— Problem to solve —
Locate the line containing "Decode this image", then please write out that line and all the lines below it in the entries exactly.

[Start of Entries]

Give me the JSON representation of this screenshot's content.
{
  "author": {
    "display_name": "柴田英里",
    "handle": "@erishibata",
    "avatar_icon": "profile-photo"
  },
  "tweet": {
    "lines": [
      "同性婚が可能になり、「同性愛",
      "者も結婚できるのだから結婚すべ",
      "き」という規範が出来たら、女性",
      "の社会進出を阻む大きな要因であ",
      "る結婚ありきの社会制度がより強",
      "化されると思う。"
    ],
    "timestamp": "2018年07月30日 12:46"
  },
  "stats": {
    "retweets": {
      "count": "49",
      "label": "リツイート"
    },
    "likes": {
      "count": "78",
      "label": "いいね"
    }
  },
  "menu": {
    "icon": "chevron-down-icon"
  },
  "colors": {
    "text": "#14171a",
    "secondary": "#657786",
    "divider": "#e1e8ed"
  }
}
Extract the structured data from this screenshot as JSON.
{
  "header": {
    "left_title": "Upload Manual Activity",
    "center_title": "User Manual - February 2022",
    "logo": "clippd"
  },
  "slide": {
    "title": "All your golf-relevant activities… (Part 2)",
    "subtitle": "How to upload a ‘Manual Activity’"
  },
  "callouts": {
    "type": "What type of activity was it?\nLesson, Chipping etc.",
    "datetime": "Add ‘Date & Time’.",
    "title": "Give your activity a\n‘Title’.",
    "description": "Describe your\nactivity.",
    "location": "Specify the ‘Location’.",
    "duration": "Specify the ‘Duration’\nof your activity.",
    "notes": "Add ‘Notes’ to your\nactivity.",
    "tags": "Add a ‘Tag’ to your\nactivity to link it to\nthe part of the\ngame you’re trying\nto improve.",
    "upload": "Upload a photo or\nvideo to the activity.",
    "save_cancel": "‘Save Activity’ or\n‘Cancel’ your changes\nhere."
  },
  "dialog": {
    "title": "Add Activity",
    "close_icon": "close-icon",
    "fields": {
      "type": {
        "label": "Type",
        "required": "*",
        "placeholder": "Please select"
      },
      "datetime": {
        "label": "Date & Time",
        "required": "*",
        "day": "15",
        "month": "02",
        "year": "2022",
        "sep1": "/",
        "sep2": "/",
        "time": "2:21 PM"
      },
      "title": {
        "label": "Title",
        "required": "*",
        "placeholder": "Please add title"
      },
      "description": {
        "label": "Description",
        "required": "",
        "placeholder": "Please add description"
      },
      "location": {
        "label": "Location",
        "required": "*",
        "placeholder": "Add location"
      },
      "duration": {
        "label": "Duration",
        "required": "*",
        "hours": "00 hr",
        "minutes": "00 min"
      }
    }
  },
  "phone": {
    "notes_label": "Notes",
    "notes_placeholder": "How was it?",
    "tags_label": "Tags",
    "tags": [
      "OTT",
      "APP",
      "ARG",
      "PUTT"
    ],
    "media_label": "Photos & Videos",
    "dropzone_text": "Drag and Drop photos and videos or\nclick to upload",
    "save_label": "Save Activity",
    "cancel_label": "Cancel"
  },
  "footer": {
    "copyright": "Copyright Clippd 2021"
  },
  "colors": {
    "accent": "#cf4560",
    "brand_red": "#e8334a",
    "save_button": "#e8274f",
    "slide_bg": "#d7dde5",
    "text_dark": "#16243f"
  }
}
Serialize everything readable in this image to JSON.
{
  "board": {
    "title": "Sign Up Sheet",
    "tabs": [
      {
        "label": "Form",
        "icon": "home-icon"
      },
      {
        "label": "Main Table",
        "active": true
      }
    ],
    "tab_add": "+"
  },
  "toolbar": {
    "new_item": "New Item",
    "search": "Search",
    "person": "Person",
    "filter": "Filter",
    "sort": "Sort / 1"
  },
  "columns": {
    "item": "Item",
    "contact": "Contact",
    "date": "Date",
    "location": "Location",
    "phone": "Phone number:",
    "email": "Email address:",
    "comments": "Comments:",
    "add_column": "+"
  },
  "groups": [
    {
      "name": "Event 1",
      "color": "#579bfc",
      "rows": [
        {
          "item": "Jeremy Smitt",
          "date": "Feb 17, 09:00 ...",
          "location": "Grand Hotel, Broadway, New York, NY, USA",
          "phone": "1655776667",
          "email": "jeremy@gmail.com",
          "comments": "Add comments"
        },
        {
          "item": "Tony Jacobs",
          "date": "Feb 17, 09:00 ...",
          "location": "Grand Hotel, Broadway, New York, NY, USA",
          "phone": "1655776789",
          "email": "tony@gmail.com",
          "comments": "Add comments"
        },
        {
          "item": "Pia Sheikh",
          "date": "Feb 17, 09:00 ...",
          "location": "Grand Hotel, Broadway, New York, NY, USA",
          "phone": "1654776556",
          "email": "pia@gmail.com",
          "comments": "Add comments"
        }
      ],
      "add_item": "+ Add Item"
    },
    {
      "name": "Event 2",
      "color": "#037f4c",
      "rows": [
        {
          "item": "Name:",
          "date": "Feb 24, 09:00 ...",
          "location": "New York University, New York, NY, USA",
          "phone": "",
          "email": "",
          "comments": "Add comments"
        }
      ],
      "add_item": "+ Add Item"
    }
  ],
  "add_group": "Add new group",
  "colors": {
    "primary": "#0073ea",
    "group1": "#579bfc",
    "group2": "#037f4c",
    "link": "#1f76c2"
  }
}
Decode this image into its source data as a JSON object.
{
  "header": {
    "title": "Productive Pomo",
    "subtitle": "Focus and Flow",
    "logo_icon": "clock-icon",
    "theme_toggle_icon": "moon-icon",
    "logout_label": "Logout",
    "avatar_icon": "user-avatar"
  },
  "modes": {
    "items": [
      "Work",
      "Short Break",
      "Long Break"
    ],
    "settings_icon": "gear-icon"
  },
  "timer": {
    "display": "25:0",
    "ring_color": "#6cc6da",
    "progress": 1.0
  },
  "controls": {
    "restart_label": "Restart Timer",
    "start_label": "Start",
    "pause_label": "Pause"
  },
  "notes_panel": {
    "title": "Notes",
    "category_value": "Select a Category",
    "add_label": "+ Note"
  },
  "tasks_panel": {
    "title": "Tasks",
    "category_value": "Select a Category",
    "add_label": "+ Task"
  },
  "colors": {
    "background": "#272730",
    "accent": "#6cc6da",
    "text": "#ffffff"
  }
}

[End of Entries]

— Task solution —
Decode this image into its source data as a JSON object.
{
  "header": {
    "title": "Productive Pomo",
    "subtitle": "Focus and Flow",
    "logo_icon": "clock-icon",
    "theme_toggle_icon": "moon-icon",
    "logout_label": "Logout",
    "avatar_icon": "user-avatar"
  },
  "modes": {
    "items": [
      "Work",
      "Short Break",
      "Long Break"
    ],
    "settings_icon": "gear-icon"
  },
  "timer": {
    "display": "25:0",
    "ring_color": "#6cc6da",
    "progress": 1.0
  },
  "controls": {
    "restart_label": "Restart Timer",
    "start_label": "Start",
    "pause_label": "Pause"
  },
  "notes_panel": {
    "title": "Notes",
    "category_value": "Select a Category",
    "add_label": "+ Note"
  },
  "tasks_panel": {
    "title": "Tasks",
    "category_value": "Select a Category",
    "add_label": "+ Task"
  },
  "colors": {
    "background": "#272730",
    "accent": "#6cc6da",
    "text": "#ffffff"
  }
}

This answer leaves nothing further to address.